WORK REQUIRED: Restate, word for word, every line of the data.

[Chart and figure data]

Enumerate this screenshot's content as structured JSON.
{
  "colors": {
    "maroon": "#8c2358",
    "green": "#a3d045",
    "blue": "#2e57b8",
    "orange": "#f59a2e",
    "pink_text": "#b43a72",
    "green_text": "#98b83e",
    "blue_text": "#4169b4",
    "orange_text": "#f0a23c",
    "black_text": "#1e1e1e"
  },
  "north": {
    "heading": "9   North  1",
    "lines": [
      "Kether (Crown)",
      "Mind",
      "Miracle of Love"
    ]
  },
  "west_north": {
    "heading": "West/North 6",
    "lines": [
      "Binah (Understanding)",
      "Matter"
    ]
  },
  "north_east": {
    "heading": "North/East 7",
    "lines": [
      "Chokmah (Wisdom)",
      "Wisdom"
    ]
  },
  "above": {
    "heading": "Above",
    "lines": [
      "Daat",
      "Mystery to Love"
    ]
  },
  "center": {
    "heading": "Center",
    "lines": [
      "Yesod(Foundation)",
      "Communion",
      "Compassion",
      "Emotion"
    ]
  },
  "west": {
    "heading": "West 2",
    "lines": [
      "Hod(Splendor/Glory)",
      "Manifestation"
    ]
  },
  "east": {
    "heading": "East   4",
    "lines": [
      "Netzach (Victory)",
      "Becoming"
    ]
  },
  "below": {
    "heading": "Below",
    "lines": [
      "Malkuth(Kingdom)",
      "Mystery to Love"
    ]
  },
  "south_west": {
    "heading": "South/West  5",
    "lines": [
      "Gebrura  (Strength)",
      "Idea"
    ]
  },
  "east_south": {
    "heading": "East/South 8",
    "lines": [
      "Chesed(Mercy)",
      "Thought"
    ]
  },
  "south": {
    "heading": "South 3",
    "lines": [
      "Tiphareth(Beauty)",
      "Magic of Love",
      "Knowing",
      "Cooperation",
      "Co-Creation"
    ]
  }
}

RESPONSE TO THE TASK:
Enumerate this screenshot's content as structured JSON.
{
  "colors": {
    "maroon": "#8c2358",
    "green": "#a3d045",
    "blue": "#2e57b8",
    "orange": "#f59a2e",
    "pink_text": "#b43a72",
    "green_text": "#98b83e",
    "blue_text": "#4169b4",
    "orange_text": "#f0a23c",
    "black_text": "#1e1e1e"
  },
  "north": {
    "heading": "9   North  1",
    "lines": [
      "Kether (Crown)",
      "Mind",
      "Miracle of Love"
    ]
  },
  "west_north": {
    "heading": "West/North 6",
    "lines": [
      "Binah (Understanding)",
      "Matter"
    ]
  },
  "north_east": {
    "heading": "North/East 7",
    "lines": [
      "Chokmah (Wisdom)",
      "Wisdom"
    ]
  },
  "above": {
    "heading": "Above",
    "lines": [
      "Daat",
      "Mystery to Love"
    ]
  },
  "center": {
    "heading": "Center",
    "lines": [
      "Yesod(Foundation)",
      "Communion",
      "Compassion",
      "Emotion"
    ]
  },
  "west": {
    "heading": "West 2",
    "lines": [
      "Hod(Splendor/Glory)",
      "Manifestation"
    ]
  },
  "east": {
    "heading": "East   4",
    "lines": [
      "Netzach (Victory)",
      "Becoming"
    ]
  },
  "below": {
    "heading": "Below",
    "lines": [
      "Malkuth(Kingdom)",
      "Mystery to Love"
    ]
  },
  "south_west": {
    "heading": "South/West  5",
    "lines": [
      "Gebrura  (Strength)",
      "Idea"
    ]
  },
  "east_south": {
    "heading": "East/South 8",
    "lines": [
      "Chesed(Mercy)",
      "Thought"
    ]
  },
  "south": {
    "heading": "South 3",
    "lines": [
      "Tiphareth(Beauty)",
      "Magic of Love",
      "Knowing",
      "Cooperation",
      "Co-Creation"
    ]
  }
}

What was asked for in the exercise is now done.